- **What you will do**
Update the items below by replacing "Polygon shape" with "Polygon" at every occurrence. Keep everything else the same.

Region annotation records
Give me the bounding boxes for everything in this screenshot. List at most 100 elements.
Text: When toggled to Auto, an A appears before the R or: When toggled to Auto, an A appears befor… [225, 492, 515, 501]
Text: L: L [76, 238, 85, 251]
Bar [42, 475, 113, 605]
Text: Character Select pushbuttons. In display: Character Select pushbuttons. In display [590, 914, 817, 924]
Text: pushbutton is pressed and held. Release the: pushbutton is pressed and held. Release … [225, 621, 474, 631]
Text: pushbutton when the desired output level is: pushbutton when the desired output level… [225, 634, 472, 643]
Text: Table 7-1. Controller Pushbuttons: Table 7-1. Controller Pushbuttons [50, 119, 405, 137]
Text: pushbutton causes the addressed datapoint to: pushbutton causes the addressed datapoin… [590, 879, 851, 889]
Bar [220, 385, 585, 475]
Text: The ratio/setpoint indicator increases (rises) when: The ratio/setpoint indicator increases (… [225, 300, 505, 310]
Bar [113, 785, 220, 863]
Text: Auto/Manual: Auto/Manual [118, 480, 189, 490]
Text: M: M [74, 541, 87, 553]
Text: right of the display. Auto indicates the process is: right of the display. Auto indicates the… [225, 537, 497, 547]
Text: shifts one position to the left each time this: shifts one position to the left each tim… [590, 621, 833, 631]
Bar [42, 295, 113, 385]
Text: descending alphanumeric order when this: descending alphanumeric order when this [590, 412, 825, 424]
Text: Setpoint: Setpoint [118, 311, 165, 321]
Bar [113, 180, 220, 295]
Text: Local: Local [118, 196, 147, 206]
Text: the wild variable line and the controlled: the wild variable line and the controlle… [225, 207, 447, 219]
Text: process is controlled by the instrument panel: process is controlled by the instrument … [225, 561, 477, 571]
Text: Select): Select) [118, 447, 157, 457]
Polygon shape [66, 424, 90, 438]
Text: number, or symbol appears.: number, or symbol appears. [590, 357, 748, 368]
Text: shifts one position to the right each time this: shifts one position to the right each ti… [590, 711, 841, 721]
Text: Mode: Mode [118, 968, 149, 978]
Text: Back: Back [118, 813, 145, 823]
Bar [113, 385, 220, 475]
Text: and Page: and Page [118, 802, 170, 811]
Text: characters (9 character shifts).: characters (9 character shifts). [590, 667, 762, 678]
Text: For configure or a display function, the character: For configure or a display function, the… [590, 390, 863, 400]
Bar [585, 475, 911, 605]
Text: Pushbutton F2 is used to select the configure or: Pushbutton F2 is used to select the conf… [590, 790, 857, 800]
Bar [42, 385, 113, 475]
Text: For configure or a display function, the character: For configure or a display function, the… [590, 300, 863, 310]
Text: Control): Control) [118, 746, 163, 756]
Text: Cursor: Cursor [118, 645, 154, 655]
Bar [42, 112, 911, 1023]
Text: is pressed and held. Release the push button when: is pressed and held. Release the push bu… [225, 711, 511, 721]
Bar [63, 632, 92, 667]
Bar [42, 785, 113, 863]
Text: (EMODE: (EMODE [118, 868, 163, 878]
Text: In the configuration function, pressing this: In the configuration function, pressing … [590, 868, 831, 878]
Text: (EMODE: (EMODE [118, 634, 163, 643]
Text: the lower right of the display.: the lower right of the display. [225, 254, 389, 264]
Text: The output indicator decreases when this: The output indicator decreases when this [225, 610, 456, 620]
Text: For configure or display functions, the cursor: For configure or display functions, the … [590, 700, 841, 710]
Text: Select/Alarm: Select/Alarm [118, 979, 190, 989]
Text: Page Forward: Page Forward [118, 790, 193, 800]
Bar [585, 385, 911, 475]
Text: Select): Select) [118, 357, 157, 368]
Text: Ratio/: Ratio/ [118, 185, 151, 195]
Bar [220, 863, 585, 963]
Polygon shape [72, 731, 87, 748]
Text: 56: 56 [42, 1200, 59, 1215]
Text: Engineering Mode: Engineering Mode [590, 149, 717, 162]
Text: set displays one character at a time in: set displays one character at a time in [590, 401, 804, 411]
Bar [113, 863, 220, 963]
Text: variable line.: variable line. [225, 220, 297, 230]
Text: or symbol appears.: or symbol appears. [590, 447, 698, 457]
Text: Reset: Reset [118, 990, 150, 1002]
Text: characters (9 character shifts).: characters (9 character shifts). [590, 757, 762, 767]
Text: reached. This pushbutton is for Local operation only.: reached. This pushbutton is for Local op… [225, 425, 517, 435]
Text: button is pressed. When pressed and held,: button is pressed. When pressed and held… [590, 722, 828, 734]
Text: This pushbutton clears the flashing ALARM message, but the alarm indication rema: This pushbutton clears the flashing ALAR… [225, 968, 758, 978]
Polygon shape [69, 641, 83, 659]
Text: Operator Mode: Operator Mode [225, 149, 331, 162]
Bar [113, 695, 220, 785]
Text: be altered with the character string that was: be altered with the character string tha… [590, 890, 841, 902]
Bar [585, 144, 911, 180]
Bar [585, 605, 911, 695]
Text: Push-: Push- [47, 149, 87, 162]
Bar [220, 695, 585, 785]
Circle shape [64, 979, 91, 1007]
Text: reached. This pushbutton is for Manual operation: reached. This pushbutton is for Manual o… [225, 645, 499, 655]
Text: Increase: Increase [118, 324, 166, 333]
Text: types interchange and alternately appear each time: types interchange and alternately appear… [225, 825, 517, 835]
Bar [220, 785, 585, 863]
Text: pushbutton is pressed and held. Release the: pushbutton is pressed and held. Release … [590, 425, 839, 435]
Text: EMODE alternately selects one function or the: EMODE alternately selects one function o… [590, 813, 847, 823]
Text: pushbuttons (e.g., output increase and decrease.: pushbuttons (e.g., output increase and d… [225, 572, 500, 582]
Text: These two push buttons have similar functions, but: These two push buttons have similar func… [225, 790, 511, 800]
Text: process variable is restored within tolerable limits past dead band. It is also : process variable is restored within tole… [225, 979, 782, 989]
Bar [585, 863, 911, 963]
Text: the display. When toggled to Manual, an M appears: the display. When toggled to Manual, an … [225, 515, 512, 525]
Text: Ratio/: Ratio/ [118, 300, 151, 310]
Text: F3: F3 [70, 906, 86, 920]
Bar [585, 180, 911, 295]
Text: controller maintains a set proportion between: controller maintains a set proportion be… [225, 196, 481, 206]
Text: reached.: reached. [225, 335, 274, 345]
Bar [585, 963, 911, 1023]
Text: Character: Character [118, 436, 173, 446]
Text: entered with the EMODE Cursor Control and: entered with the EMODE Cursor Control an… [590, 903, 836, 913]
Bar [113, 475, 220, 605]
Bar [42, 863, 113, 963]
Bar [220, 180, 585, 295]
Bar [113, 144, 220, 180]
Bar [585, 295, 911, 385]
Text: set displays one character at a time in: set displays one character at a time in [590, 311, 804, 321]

- **Exercise output**
Give me the bounding boxes for everything in this screenshot. List at most 100 elements.
Text: When toggled to Auto, an A appears before the R or: When toggled to Auto, an A appears befor… [225, 492, 515, 501]
Text: L: L [76, 238, 85, 251]
Bar [42, 475, 113, 605]
Text: Character Select pushbuttons. In display: Character Select pushbuttons. In display [590, 914, 817, 924]
Text: pushbutton is pressed and held. Release the: pushbutton is pressed and held. Release … [225, 621, 474, 631]
Text: pushbutton when the desired output level is: pushbutton when the desired output level… [225, 634, 472, 643]
Text: Table 7-1. Controller Pushbuttons: Table 7-1. Controller Pushbuttons [50, 119, 405, 137]
Text: pushbutton causes the addressed datapoint to: pushbutton causes the addressed datapoin… [590, 879, 851, 889]
Bar [220, 385, 585, 475]
Text: The ratio/setpoint indicator increases (rises) when: The ratio/setpoint indicator increases (… [225, 300, 505, 310]
Bar [113, 785, 220, 863]
Text: Auto/Manual: Auto/Manual [118, 480, 189, 490]
Text: M: M [74, 541, 87, 553]
Text: right of the display. Auto indicates the process is: right of the display. Auto indicates the… [225, 537, 497, 547]
Text: shifts one position to the left each time this: shifts one position to the left each tim… [590, 621, 833, 631]
Bar [42, 295, 113, 385]
Text: descending alphanumeric order when this: descending alphanumeric order when this [590, 412, 825, 424]
Text: Setpoint: Setpoint [118, 311, 165, 321]
Bar [113, 180, 220, 295]
Text: Local: Local [118, 196, 147, 206]
Text: the wild variable line and the controlled: the wild variable line and the controlle… [225, 207, 447, 219]
Text: process is controlled by the instrument panel: process is controlled by the instrument … [225, 561, 477, 571]
Text: Select): Select) [118, 447, 157, 457]
Polygon [66, 424, 90, 438]
Text: number, or symbol appears.: number, or symbol appears. [590, 357, 748, 368]
Text: shifts one position to the right each time this: shifts one position to the right each ti… [590, 711, 841, 721]
Text: Mode: Mode [118, 968, 149, 978]
Text: Back: Back [118, 813, 145, 823]
Bar [113, 385, 220, 475]
Text: and Page: and Page [118, 802, 170, 811]
Text: characters (9 character shifts).: characters (9 character shifts). [590, 667, 762, 678]
Text: For configure or a display function, the character: For configure or a display function, the… [590, 390, 863, 400]
Bar [585, 475, 911, 605]
Text: Pushbutton F2 is used to select the configure or: Pushbutton F2 is used to select the conf… [590, 790, 857, 800]
Bar [42, 385, 113, 475]
Text: For configure or a display function, the character: For configure or a display function, the… [590, 300, 863, 310]
Text: Control): Control) [118, 746, 163, 756]
Text: Cursor: Cursor [118, 645, 154, 655]
Bar [42, 112, 911, 1023]
Text: is pressed and held. Release the push button when: is pressed and held. Release the push bu… [225, 711, 511, 721]
Bar [63, 632, 92, 667]
Bar [42, 785, 113, 863]
Text: (EMODE: (EMODE [118, 868, 163, 878]
Text: In the configuration function, pressing this: In the configuration function, pressing … [590, 868, 831, 878]
Text: (EMODE: (EMODE [118, 634, 163, 643]
Text: the lower right of the display.: the lower right of the display. [225, 254, 389, 264]
Text: The output indicator decreases when this: The output indicator decreases when this [225, 610, 456, 620]
Text: For configure or display functions, the cursor: For configure or display functions, the … [590, 700, 841, 710]
Text: Select/Alarm: Select/Alarm [118, 979, 190, 989]
Text: Page Forward: Page Forward [118, 790, 193, 800]
Bar [585, 385, 911, 475]
Text: Select): Select) [118, 357, 157, 368]
Text: Ratio/: Ratio/ [118, 185, 151, 195]
Bar [220, 863, 585, 963]
Polygon [72, 731, 87, 748]
Text: 56: 56 [42, 1200, 59, 1215]
Text: Engineering Mode: Engineering Mode [590, 149, 717, 162]
Text: set displays one character at a time in: set displays one character at a time in [590, 401, 804, 411]
Bar [113, 863, 220, 963]
Text: variable line.: variable line. [225, 220, 297, 230]
Text: or symbol appears.: or symbol appears. [590, 447, 698, 457]
Text: Reset: Reset [118, 990, 150, 1002]
Text: characters (9 character shifts).: characters (9 character shifts). [590, 757, 762, 767]
Text: reached. This pushbutton is for Local operation only.: reached. This pushbutton is for Local op… [225, 425, 517, 435]
Text: button is pressed. When pressed and held,: button is pressed. When pressed and held… [590, 722, 828, 734]
Text: This pushbutton clears the flashing ALARM message, but the alarm indication rema: This pushbutton clears the flashing ALAR… [225, 968, 758, 978]
Polygon [69, 641, 83, 659]
Text: Operator Mode: Operator Mode [225, 149, 331, 162]
Bar [113, 695, 220, 785]
Text: be altered with the character string that was: be altered with the character string tha… [590, 890, 841, 902]
Bar [585, 144, 911, 180]
Bar [585, 605, 911, 695]
Text: Push-: Push- [47, 149, 87, 162]
Bar [220, 695, 585, 785]
Circle shape [64, 979, 91, 1007]
Text: reached. This pushbutton is for Manual operation: reached. This pushbutton is for Manual o… [225, 645, 499, 655]
Text: Increase: Increase [118, 324, 166, 333]
Text: types interchange and alternately appear each time: types interchange and alternately appear… [225, 825, 517, 835]
Bar [220, 785, 585, 863]
Text: pushbutton is pressed and held. Release the: pushbutton is pressed and held. Release … [590, 425, 839, 435]
Text: EMODE alternately selects one function or the: EMODE alternately selects one function o… [590, 813, 847, 823]
Text: pushbuttons (e.g., output increase and decrease.: pushbuttons (e.g., output increase and d… [225, 572, 500, 582]
Text: These two push buttons have similar functions, but: These two push buttons have similar func… [225, 790, 511, 800]
Text: process variable is restored within tolerable limits past dead band. It is also : process variable is restored within tole… [225, 979, 782, 989]
Bar [585, 863, 911, 963]
Text: the display. When toggled to Manual, an M appears: the display. When toggled to Manual, an … [225, 515, 512, 525]
Text: Ratio/: Ratio/ [118, 300, 151, 310]
Text: F3: F3 [70, 906, 86, 920]
Bar [585, 180, 911, 295]
Text: controller maintains a set proportion between: controller maintains a set proportion be… [225, 196, 481, 206]
Text: reached.: reached. [225, 335, 274, 345]
Bar [585, 963, 911, 1023]
Text: Character: Character [118, 436, 173, 446]
Text: entered with the EMODE Cursor Control and: entered with the EMODE Cursor Control an… [590, 903, 836, 913]
Bar [113, 475, 220, 605]
Bar [42, 863, 113, 963]
Bar [220, 180, 585, 295]
Bar [113, 144, 220, 180]
Bar [585, 295, 911, 385]
Text: set displays one character at a time in: set displays one character at a time in [590, 311, 804, 321]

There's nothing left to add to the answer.